§ Aim:
Please give the listing again, word for word, with nothing left out.

§ Material provided:
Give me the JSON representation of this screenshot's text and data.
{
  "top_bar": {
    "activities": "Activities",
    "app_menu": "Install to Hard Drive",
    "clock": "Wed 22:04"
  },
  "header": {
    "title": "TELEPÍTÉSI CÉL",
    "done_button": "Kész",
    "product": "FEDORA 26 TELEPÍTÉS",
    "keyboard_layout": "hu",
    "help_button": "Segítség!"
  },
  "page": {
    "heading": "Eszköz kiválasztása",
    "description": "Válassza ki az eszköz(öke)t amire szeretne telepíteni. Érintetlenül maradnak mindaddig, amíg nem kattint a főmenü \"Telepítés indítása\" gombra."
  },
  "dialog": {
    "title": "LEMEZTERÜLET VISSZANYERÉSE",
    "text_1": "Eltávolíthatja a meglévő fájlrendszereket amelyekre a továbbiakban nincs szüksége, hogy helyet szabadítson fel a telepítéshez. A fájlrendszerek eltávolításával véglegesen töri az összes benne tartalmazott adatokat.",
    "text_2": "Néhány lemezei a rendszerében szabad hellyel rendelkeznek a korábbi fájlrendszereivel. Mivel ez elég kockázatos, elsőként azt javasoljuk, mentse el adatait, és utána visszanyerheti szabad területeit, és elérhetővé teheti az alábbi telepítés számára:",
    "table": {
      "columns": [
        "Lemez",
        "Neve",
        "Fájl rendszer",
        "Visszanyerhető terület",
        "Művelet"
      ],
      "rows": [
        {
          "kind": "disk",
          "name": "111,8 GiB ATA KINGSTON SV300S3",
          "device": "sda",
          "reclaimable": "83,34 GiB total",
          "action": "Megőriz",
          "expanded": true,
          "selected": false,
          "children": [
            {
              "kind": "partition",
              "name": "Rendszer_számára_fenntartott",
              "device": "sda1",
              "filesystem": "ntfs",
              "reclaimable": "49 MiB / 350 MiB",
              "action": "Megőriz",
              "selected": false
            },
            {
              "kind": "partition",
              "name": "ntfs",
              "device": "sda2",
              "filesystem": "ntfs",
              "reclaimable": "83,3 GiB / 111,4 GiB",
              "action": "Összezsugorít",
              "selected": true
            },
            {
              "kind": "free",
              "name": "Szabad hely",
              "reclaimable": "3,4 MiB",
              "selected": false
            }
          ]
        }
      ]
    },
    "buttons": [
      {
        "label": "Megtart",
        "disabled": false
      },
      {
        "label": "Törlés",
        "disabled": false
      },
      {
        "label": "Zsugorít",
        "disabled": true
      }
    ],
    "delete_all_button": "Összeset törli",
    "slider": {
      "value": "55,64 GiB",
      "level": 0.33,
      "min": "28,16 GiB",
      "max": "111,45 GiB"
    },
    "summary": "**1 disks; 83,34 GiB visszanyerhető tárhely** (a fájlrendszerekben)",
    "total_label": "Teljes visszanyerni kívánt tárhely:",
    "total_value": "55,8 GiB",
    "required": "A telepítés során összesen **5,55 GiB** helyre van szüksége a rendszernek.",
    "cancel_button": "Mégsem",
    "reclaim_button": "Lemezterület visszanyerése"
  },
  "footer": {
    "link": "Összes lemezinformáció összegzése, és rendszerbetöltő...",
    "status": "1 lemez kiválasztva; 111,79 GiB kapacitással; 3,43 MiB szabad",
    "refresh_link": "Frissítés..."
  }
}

§ Answer:
Give me the JSON representation of this screenshot's text and data.
{
  "top_bar": {
    "activities": "Activities",
    "app_menu": "Install to Hard Drive",
    "clock": "Wed 22:04"
  },
  "header": {
    "title": "TELEPÍTÉSI CÉL",
    "done_button": "Kész",
    "product": "FEDORA 26 TELEPÍTÉS",
    "keyboard_layout": "hu",
    "help_button": "Segítség!"
  },
  "page": {
    "heading": "Eszköz kiválasztása",
    "description": "Válassza ki az eszköz(öke)t amire szeretne telepíteni. Érintetlenül maradnak mindaddig, amíg nem kattint a főmenü \"Telepítés indítása\" gombra."
  },
  "dialog": {
    "title": "LEMEZTERÜLET VISSZANYERÉSE",
    "text_1": "Eltávolíthatja a meglévő fájlrendszereket amelyekre a továbbiakban nincs szüksége, hogy helyet szabadítson fel a telepítéshez. A fájlrendszerek eltávolításával véglegesen töri az összes benne tartalmazott adatokat.",
    "text_2": "Néhány lemezei a rendszerében szabad hellyel rendelkeznek a korábbi fájlrendszereivel. Mivel ez elég kockázatos, elsőként azt javasoljuk, mentse el adatait, és utána visszanyerheti szabad területeit, és elérhetővé teheti az alábbi telepítés számára:",
    "table": {
      "columns": [
        "Lemez",
        "Neve",
        "Fájl rendszer",
        "Visszanyerhető terület",
        "Művelet"
      ],
      "rows": [
        {
          "kind": "disk",
          "name": "111,8 GiB ATA KINGSTON SV300S3",
          "device": "sda",
          "reclaimable": "83,34 GiB total",
          "action": "Megőriz",
          "expanded": true,
          "selected": false,
          "children": [
            {
              "kind": "partition",
              "name": "Rendszer_számára_fenntartott",
              "device": "sda1",
              "filesystem": "ntfs",
              "reclaimable": "49 MiB / 350 MiB",
              "action": "Megőriz",
              "selected": false
            },
            {
              "kind": "partition",
              "name": "ntfs",
              "device": "sda2",
              "filesystem": "ntfs",
              "reclaimable": "83,3 GiB / 111,4 GiB",
              "action": "Összezsugorít",
              "selected": true
            },
            {
              "kind": "free",
              "name": "Szabad hely",
              "reclaimable": "3,4 MiB",
              "selected": false
            }
          ]
        }
      ]
    },
    "buttons": [
      {
        "label": "Megtart",
        "disabled": false
      },
      {
        "label": "Törlés",
        "disabled": false
      },
      {
        "label": "Zsugorít",
        "disabled": true
      }
    ],
    "delete_all_button": "Összeset törli",
    "slider": {
      "value": "55,64 GiB",
      "level": 0.33,
      "min": "28,16 GiB",
      "max": "111,45 GiB"
    },
    "summary": "**1 disks; 83,34 GiB visszanyerhető tárhely** (a fájlrendszerekben)",
    "total_label": "Teljes visszanyerni kívánt tárhely:",
    "total_value": "55,8 GiB",
    "required": "A telepítés során összesen **5,55 GiB** helyre van szüksége a rendszernek.",
    "cancel_button": "Mégsem",
    "reclaim_button": "Lemezterület visszanyerése"
  },
  "footer": {
    "link": "Összes lemezinformáció összegzése, és rendszerbetöltő...",
    "status": "1 lemez kiválasztva; 111,79 GiB kapacitással; 3,43 MiB szabad",
    "refresh_link": "Frissítés..."
  }
}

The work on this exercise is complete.